▶ _Source text_
The other day a close friend of mine complained about the burdens that social media adds to our daily lives and asked me how I’m able to avoid it.
And so, here is my guide to protecting oneself from the tiring communication chaos:
*Turning off my phone’s notifications
Even though I’m a person whose mobile sound notifications are always off (and who even wishes that all the world’s phones would be silenced) I did, for a while, have the visual notifications turned on. I felt myself physically overwhelmed when WhatsApp message notifications crowded my screen, despite the fact that most were from people I cared about. I was filled with peace the day that I turned off my screen notifications about three years ago. If I do continue using a certain application, I use it according to my own rules! Throughout the day, I only check my phone during certain times, engaging in the necessary information exchange or laughing at the jokes of my humorous friends, after which I quietly retreat from my phone.
In lieu with this subject, I recommend reading Melis Danişmend’s The Seven Day WhatsApp Nonuse Experiment.
*Designating a time for e-mails
I read my e-mails only on my computer and only during certain times of the day, usually in the afternoons. Since I’m most productive in the early morning hours, I avoid doing passive activities like checking my e-mail and instead prefer to focus on active tasks such as producing new ideas, developing solutions, and generating content. I think when we’re not seized by the illusion that someone might die or that an entire project will falter when we don’t answer our e-mails immediately, we can prompt those around us to reevaluate the concept of ‘urgent’ (whose true meaning we’ve completely lost) and the actual function of a phone. If you’re unable to harness the need to incessantly check your e-mails, then remind yourself of Jocelyn K. Glei’s comparison: “If you had a neighbor who went outside to check their mailbox every ten minutes, wouldn’t you think they were crazy?”

▶ _Material shown_
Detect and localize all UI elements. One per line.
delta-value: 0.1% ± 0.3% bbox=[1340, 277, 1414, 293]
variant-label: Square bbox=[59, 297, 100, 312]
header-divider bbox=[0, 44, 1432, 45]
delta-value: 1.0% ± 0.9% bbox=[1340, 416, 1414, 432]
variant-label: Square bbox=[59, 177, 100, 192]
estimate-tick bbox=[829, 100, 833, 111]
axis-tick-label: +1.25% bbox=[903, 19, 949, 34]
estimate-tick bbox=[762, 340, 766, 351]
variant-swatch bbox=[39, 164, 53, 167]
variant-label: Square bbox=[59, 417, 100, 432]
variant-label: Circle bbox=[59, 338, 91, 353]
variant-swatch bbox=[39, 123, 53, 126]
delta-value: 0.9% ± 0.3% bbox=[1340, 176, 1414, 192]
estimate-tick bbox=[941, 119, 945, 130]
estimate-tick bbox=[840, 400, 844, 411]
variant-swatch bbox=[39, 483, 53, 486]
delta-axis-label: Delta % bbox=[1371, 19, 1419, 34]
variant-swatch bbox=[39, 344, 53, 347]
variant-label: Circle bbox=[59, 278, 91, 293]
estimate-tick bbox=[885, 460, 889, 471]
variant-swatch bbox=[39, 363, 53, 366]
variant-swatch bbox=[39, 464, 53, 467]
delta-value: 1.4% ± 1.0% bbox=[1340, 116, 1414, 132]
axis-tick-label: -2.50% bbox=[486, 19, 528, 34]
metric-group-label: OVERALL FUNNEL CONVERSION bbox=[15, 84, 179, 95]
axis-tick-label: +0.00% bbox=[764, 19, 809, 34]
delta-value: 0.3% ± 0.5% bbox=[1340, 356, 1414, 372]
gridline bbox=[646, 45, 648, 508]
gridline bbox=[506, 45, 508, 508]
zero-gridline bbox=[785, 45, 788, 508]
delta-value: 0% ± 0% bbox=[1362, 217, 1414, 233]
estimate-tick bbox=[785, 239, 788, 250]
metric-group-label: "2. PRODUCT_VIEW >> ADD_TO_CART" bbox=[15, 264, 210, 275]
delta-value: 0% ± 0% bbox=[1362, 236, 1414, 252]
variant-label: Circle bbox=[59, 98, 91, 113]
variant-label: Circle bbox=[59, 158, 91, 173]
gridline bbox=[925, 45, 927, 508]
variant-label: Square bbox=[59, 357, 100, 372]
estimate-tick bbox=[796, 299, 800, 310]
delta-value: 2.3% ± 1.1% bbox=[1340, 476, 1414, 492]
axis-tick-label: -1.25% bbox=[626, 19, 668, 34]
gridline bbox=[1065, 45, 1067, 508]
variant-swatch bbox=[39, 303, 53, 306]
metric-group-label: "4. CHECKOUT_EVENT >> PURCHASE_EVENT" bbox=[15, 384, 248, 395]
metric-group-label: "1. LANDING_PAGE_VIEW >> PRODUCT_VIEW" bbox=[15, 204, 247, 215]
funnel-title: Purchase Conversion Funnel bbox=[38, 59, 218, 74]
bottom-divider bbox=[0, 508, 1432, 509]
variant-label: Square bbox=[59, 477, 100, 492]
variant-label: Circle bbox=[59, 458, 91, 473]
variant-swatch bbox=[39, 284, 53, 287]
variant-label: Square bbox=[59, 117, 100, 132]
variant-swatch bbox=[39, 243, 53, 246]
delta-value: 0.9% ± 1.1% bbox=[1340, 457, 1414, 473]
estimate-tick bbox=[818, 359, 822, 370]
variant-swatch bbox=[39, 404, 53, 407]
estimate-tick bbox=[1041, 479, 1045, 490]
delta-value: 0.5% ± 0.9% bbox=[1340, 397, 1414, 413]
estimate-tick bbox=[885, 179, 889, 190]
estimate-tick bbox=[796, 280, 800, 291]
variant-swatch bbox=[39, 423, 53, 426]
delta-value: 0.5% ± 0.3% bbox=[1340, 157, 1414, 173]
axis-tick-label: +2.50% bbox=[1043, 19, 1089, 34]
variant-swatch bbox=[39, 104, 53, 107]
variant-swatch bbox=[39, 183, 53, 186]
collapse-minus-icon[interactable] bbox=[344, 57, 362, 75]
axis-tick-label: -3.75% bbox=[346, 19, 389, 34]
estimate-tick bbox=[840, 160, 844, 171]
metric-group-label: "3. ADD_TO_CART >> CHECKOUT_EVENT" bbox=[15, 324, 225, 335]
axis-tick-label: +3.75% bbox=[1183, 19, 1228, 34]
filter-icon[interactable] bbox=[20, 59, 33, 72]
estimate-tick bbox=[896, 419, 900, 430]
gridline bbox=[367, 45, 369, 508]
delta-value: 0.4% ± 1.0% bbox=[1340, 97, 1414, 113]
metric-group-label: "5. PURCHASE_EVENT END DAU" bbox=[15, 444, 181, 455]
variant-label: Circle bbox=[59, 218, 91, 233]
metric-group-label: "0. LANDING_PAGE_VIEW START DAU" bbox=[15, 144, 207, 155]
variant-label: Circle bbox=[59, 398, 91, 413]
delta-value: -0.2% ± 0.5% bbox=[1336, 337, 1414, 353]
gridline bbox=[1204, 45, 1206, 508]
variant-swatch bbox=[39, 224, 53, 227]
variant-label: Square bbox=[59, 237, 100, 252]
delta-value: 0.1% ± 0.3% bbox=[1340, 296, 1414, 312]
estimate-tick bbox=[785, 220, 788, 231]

▶ _Work task 1_
In the social media guide, alter the part starting at "And so, here" and ending at "from my phone." so that "notifications" becomes "alerts".
▶ _Work task 2_
Extend the guide to escaping social media overload past its final sentence.

▶ _Exercise answer 1_
And so, here is my guide to protecting oneself from the tiring communication chaos:
*Turning off my phone’s alerts
Even though I’m a person whose mobile sound alerts are always off (and who even wishes that all the world’s phones would be silenced) I did, for a while, have the visual alerts turned on. I felt myself physically overwhelmed when WhatsApp message alerts crowded my screen, despite the fact that most were from people I cared about. I was filled with peace the day that I turned off my screen alerts about three years ago. If I do continue using a certain application, I use it according to my own rules! Throughout the day, I only check my phone during certain times, engaging in the necessary information exchange or laughing at the jokes of my humorous friends, after which I quietly retreat from my phone.

▶ _Exercise answer 2_
*Living without a television
We parted ways a long time ago. This separation has contributed greatly to my ability to make as much time as I want, for the things that I want.
*Reading the news in the afternoon
Unfortunately, we rarely come across good news regarding our own country or the world. Ever since being literally drained by the sadness and worry that came from reading negative news in the morning and losing the inspiration and mental health that I needed to continue my day, I began doing this activity in the afternoon. At least I feel a bit more prepared to commiserate with the world’s problems after I’ve spent the morning doing things that are good for me and those in my vicinity.
*Correctly choosing the things I follow
We live in an era where the amount of people who squander their own lives by following those whose lifestyles they criticize is increasing. I believe we need to free ourselves from this stupefying situation, most comparable to a drug, and specify the materials we allow into our minds through a much healthier manner. Even though I lack the need to sift because I’ve chosen not to use social media, I still ask myself if the things I encounter are actually worth reading.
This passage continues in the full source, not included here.